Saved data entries
------------------------------------------------
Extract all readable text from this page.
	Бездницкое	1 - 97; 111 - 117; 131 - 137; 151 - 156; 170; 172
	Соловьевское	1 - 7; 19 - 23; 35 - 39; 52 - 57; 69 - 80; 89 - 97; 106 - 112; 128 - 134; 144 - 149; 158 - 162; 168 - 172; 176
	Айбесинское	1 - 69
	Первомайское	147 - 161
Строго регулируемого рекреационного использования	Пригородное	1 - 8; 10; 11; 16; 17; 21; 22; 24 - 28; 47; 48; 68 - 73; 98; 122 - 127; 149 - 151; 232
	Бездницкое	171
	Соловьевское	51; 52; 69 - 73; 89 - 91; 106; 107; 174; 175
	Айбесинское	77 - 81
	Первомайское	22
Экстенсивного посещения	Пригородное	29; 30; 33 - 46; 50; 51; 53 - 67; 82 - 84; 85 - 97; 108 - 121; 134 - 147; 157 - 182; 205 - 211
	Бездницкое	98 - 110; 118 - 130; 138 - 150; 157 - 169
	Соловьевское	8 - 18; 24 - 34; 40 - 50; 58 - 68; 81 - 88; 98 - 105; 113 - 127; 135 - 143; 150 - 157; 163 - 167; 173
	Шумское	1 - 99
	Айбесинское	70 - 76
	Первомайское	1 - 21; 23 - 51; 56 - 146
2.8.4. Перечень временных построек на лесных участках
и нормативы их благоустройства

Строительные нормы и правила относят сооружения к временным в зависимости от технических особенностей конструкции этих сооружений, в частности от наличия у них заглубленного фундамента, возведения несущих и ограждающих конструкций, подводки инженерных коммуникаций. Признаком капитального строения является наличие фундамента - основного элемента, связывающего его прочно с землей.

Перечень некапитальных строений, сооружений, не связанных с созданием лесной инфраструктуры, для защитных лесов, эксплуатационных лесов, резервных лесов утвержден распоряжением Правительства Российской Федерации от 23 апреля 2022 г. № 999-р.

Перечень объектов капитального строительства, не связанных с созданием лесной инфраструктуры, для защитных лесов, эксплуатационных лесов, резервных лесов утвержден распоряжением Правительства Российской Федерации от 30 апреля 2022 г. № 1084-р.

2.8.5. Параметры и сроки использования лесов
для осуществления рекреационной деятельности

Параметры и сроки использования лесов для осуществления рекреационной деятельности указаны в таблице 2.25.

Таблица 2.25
------------------------------------------------
= Direction =
Reproduce each record exactly, leaving nothing out.

= Task answer =
Extract all readable text from this page.
	Бездницкое	1 - 97; 111 - 117; 131 - 137; 151 - 156; 170; 172
	Соловьевское	1 - 7; 19 - 23; 35 - 39; 52 - 57; 69 - 80; 89 - 97; 106 - 112; 128 - 134; 144 - 149; 158 - 162; 168 - 172; 176
	Айбесинское	1 - 69
	Первомайское	147 - 161
Строго регулируемого рекреационного использования	Пригородное	1 - 8; 10; 11; 16; 17; 21; 22; 24 - 28; 47; 48; 68 - 73; 98; 122 - 127; 149 - 151; 232
	Бездницкое	171
	Соловьевское	51; 52; 69 - 73; 89 - 91; 106; 107; 174; 175
	Айбесинское	77 - 81
	Первомайское	22
Экстенсивного посещения	Пригородное	29; 30; 33 - 46; 50; 51; 53 - 67; 82 - 84; 85 - 97; 108 - 121; 134 - 147; 157 - 182; 205 - 211
	Бездницкое	98 - 110; 118 - 130; 138 - 150; 157 - 169
	Соловьевское	8 - 18; 24 - 34; 40 - 50; 58 - 68; 81 - 88; 98 - 105; 113 - 127; 135 - 143; 150 - 157; 163 - 167; 173
	Шумское	1 - 99
	Айбесинское	70 - 76
	Первомайское	1 - 21; 23 - 51; 56 - 146
2.8.4. Перечень временных построек на лесных участках
и нормативы их благоустройства

Строительные нормы и правила относят сооружения к временным в зависимости от технических особенностей конструкции этих сооружений, в частности от наличия у них заглубленного фундамента, возведения несущих и ограждающих конструкций, подводки инженерных коммуникаций. Признаком капитального строения является наличие фундамента - основного элемента, связывающего его прочно с землей.

Перечень некапитальных строений, сооружений, не связанных с созданием лесной инфраструктуры, для защитных лесов, эксплуатационных лесов, резервных лесов утвержден распоряжением Правительства Российской Федерации от 23 апреля 2022 г. № 999-р.

Перечень объектов капитального строительства, не связанных с созданием лесной инфраструктуры, для защитных лесов, эксплуатационных лесов, резервных лесов утвержден распоряжением Правительства Российской Федерации от 30 апреля 2022 г. № 1084-р.

2.8.5. Параметры и сроки использования лесов
для осуществления рекреационной деятельности

Параметры и сроки использования лесов для осуществления рекреационной деятельности указаны в таблице 2.25.

Таблица 2.25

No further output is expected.